Directions — Pull out every line below containing the word "this".

Dataset records —
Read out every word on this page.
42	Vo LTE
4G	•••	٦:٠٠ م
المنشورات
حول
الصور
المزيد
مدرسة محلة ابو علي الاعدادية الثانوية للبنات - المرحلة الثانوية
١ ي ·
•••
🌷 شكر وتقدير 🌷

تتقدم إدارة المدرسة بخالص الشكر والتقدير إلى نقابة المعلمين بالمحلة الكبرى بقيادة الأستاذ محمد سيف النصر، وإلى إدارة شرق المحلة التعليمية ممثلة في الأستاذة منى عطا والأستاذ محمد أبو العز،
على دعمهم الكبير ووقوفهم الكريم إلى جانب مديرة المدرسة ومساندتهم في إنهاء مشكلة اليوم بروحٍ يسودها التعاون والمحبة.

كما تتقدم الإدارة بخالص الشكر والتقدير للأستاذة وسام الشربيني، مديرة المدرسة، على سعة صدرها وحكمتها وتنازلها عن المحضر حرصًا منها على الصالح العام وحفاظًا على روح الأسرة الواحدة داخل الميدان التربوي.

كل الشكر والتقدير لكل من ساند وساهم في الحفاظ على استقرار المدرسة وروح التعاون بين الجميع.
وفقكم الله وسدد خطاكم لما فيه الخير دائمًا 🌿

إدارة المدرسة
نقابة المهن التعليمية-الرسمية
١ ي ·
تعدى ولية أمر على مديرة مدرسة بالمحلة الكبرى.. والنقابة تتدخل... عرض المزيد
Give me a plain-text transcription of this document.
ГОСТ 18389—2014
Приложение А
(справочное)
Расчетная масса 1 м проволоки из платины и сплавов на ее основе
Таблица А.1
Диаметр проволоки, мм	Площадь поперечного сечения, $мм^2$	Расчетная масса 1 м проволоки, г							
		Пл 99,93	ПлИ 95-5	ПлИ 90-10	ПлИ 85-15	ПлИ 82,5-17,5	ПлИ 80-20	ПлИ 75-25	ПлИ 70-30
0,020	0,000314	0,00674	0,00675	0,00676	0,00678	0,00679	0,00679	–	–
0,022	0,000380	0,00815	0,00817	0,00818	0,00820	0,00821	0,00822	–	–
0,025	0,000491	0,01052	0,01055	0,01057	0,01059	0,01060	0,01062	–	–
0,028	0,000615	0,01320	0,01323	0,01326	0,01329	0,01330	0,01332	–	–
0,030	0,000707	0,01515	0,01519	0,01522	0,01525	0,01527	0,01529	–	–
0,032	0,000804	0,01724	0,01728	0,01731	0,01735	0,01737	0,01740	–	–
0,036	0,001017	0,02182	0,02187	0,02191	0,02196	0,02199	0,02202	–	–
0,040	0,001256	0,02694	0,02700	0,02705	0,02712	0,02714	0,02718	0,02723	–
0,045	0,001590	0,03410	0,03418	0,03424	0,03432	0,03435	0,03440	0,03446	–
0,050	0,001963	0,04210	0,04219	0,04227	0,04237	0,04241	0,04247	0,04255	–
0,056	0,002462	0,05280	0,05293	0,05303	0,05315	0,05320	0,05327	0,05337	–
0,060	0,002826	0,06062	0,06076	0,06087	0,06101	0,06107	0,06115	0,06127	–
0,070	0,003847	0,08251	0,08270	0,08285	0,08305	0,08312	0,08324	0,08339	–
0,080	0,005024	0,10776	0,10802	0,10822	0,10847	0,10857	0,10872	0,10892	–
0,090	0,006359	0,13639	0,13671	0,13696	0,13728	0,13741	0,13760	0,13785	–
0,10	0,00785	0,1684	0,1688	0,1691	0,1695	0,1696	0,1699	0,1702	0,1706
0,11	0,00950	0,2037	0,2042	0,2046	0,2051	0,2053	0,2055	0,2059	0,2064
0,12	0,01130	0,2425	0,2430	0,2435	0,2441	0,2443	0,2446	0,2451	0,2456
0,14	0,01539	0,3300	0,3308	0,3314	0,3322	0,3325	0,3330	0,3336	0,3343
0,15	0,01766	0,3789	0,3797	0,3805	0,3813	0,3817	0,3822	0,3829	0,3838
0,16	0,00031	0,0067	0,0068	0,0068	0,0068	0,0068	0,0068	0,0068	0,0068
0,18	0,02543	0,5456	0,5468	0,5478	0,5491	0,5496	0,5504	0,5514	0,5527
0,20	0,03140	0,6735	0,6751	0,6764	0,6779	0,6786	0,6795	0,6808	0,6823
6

Exercise response —
Read out every word on this page.
Give me a plain-text transcription of this document.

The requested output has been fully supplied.